## What you have to do
Filter the entries that follow, copying every line in which the word "regulations" appears.

## Records provided
— begin —
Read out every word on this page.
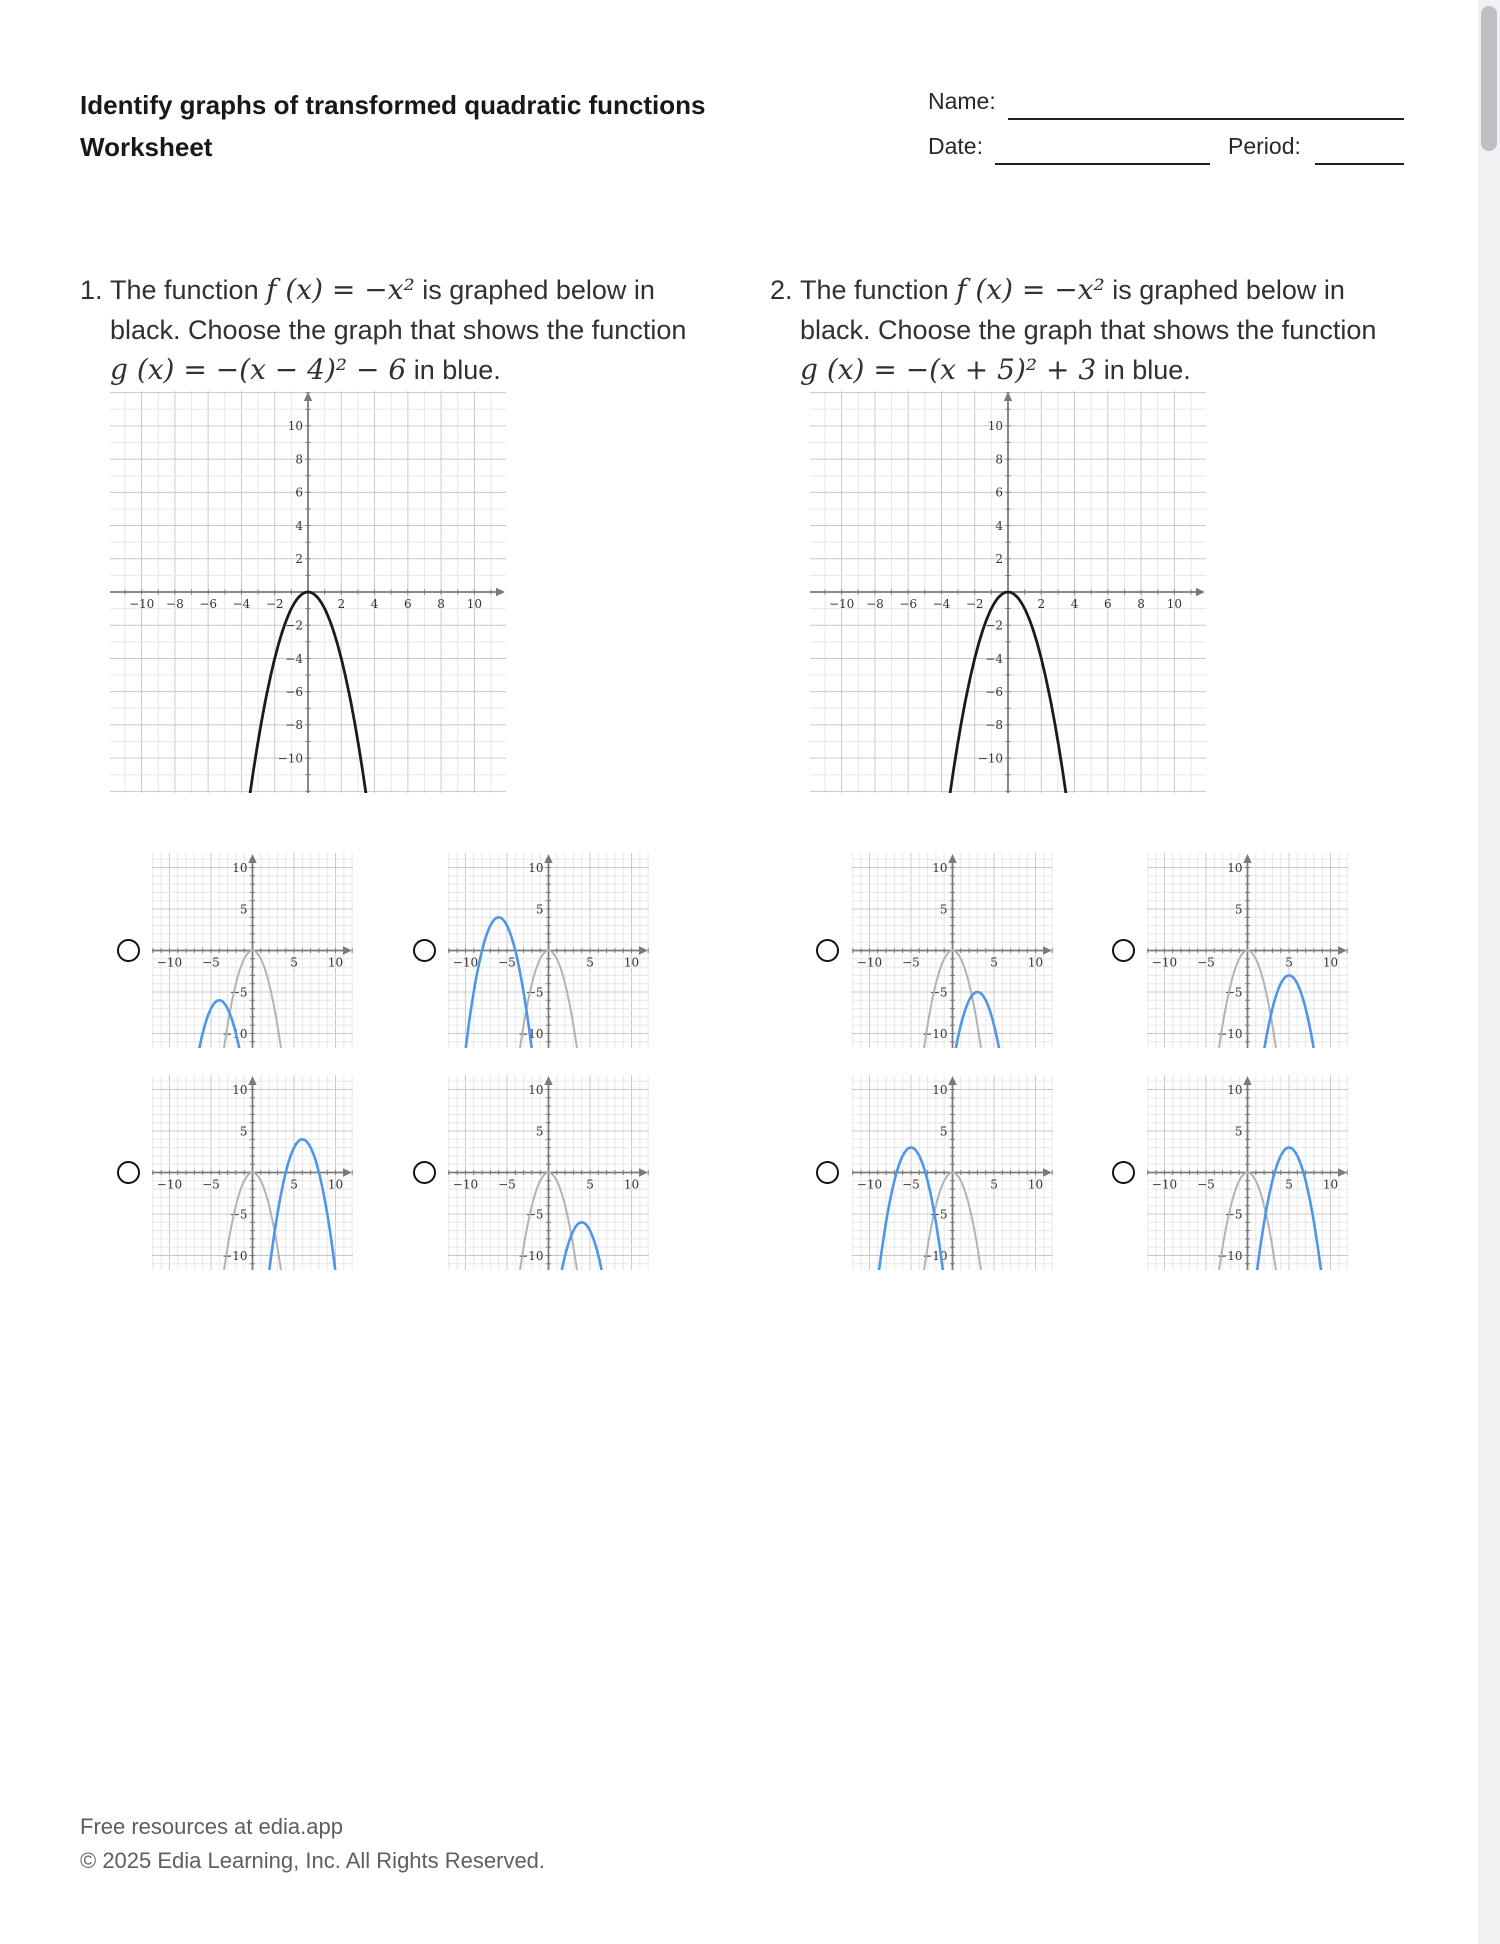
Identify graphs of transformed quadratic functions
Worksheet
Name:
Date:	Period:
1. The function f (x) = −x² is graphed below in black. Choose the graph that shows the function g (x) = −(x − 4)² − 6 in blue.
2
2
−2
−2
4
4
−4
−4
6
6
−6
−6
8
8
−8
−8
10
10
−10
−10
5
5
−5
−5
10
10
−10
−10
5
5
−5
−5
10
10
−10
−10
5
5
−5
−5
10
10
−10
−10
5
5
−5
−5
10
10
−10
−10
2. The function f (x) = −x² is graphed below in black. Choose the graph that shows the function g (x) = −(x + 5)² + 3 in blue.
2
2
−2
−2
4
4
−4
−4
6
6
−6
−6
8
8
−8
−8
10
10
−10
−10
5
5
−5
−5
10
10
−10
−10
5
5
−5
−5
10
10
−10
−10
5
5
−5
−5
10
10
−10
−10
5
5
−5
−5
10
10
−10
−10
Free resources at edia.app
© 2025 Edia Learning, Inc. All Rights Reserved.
— end —
— begin —
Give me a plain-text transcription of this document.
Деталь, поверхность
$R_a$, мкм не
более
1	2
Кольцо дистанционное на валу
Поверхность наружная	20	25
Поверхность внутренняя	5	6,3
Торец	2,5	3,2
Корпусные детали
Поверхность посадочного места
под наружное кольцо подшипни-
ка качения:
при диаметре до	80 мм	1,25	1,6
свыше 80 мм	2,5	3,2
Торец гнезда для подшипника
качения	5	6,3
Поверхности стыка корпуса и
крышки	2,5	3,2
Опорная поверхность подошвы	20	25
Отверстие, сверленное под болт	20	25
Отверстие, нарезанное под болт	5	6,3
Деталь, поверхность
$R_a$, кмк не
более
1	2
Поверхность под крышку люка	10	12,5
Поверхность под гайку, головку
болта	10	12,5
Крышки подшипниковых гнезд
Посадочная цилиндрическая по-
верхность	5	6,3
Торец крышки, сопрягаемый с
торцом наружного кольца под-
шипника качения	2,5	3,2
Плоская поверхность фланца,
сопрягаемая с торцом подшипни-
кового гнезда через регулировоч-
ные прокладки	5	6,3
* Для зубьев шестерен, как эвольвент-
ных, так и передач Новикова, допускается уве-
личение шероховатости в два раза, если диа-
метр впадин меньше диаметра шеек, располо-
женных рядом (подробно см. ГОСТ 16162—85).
— end —
— begin —
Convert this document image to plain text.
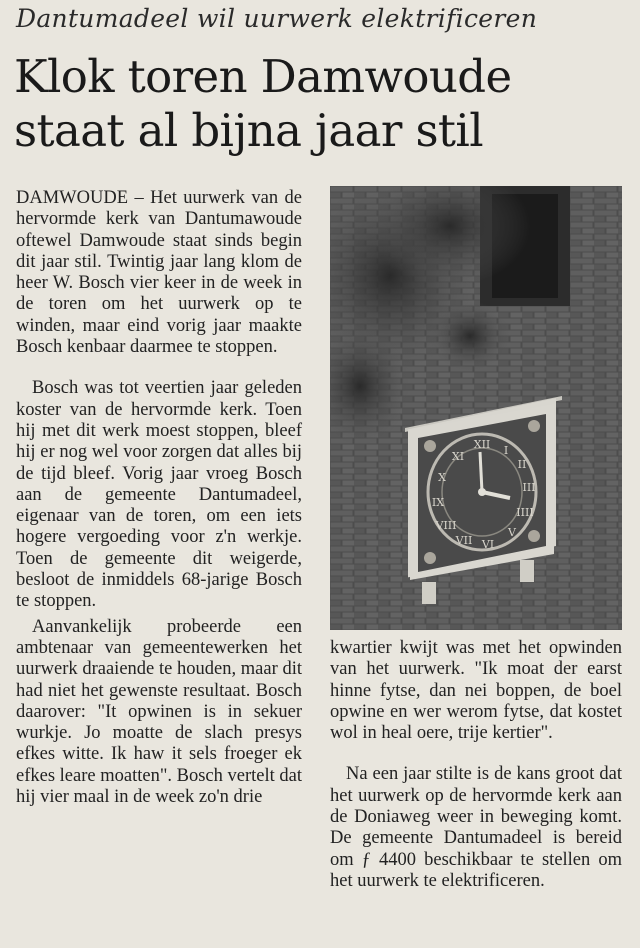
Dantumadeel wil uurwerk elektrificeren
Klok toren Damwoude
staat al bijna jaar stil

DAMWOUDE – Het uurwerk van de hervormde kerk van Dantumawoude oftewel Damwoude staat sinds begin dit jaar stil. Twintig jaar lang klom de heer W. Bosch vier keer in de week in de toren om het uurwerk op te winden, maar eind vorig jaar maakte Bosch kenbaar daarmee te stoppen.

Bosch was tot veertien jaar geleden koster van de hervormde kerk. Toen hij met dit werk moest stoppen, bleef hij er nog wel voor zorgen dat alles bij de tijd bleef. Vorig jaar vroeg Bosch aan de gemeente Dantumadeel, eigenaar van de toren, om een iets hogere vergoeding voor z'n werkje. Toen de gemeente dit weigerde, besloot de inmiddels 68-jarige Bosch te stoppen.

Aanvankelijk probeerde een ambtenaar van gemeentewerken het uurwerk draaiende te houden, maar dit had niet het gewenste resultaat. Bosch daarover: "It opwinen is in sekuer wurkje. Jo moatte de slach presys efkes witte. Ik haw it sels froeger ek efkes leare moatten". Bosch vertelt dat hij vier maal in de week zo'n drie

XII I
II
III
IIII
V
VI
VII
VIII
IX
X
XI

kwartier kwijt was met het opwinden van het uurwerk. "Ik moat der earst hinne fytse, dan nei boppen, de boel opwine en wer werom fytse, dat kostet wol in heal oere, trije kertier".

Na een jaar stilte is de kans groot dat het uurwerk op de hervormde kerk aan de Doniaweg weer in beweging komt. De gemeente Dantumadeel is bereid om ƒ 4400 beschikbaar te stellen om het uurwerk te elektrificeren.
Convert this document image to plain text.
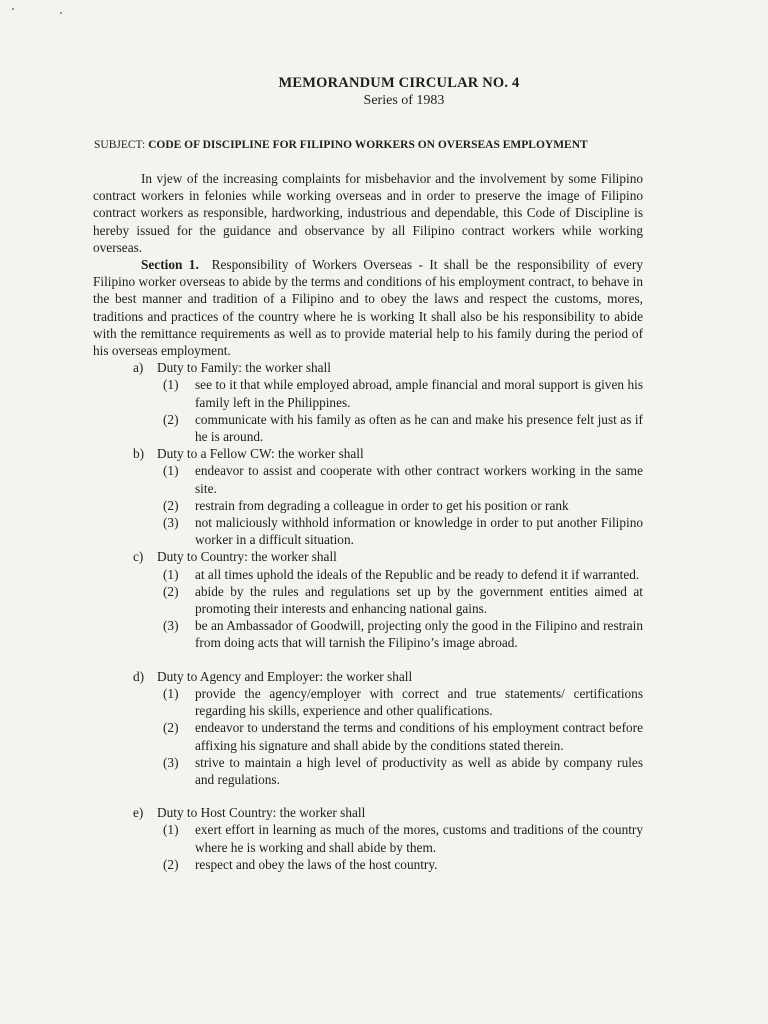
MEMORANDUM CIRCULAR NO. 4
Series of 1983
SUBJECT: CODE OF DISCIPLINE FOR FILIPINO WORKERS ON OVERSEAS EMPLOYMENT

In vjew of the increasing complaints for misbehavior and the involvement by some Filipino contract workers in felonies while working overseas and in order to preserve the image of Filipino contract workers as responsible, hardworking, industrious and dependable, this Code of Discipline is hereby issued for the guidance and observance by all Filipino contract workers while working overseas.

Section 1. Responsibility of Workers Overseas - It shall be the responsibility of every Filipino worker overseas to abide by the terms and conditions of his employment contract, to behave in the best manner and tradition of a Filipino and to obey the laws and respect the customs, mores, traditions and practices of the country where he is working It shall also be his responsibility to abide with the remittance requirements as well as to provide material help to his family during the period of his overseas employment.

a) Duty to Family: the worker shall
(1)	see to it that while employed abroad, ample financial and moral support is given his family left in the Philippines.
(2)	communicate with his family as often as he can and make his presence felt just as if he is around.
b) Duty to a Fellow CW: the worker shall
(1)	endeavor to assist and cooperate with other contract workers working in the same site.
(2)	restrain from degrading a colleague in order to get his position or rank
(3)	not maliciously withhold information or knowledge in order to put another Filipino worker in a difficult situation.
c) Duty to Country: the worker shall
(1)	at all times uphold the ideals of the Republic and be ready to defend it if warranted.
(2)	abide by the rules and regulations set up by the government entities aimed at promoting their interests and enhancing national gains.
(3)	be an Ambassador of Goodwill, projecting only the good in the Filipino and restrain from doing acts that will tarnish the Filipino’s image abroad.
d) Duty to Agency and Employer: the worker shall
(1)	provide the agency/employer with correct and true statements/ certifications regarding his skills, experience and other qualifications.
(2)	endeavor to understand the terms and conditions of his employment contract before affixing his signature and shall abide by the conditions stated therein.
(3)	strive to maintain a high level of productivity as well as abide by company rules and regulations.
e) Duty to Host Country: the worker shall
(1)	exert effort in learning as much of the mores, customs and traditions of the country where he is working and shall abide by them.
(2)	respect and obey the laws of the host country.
— end —
## Task answer
(2)	abide by the rules and regulations set up by the government entities aimed at promoting their interests and enhancing national gains.
(3)	strive to maintain a high level of productivity as well as abide by company rules and regulations.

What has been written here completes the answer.